### WHAT YOU SHOULD DO
Write out the records below once more, exactly as they stand.

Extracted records

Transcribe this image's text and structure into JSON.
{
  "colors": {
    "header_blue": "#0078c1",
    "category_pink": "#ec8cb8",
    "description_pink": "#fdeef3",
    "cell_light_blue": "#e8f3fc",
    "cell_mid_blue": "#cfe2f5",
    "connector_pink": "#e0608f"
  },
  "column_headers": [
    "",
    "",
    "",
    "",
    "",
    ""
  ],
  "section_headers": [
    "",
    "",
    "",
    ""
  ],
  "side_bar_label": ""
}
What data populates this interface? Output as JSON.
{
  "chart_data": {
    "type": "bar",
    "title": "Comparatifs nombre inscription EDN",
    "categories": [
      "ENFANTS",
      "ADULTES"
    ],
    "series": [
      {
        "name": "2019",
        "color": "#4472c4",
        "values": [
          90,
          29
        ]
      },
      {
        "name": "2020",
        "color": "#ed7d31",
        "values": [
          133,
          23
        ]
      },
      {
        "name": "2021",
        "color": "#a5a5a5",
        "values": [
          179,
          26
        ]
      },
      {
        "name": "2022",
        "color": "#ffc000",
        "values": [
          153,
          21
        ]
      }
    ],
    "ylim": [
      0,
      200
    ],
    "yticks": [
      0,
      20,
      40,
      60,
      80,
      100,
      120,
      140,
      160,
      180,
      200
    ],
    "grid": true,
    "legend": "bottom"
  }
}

### SOLVED PROBLEM
Transcribe this image's text and structure into JSON.
{
  "colors": {
    "header_blue": "#0078c1",
    "category_pink": "#ec8cb8",
    "description_pink": "#fdeef3",
    "cell_light_blue": "#e8f3fc",
    "cell_mid_blue": "#cfe2f5",
    "connector_pink": "#e0608f"
  },
  "column_headers": [
    "",
    "",
    "",
    "",
    "",
    ""
  ],
  "section_headers": [
    "",
    "",
    "",
    ""
  ],
  "side_bar_label": ""
}
What data populates this interface? Output as JSON.
{
  "chart_data": {
    "type": "bar",
    "title": "Comparatifs nombre inscription EDN",
    "categories": [
      "ENFANTS",
      "ADULTES"
    ],
    "series": [
      {
        "name": "2019",
        "color": "#4472c4",
        "values": [
          90,
          29
        ]
      },
      {
        "name": "2020",
        "color": "#ed7d31",
        "values": [
          133,
          23
        ]
      },
      {
        "name": "2021",
        "color": "#a5a5a5",
        "values": [
          179,
          26
        ]
      },
      {
        "name": "2022",
        "color": "#ffc000",
        "values": [
          153,
          21
        ]
      }
    ],
    "ylim": [
      0,
      200
    ],
    "yticks": [
      0,
      20,
      40,
      60,
      80,
      100,
      120,
      140,
      160,
      180,
      200
    ],
    "grid": true,
    "legend": "bottom"
  }
}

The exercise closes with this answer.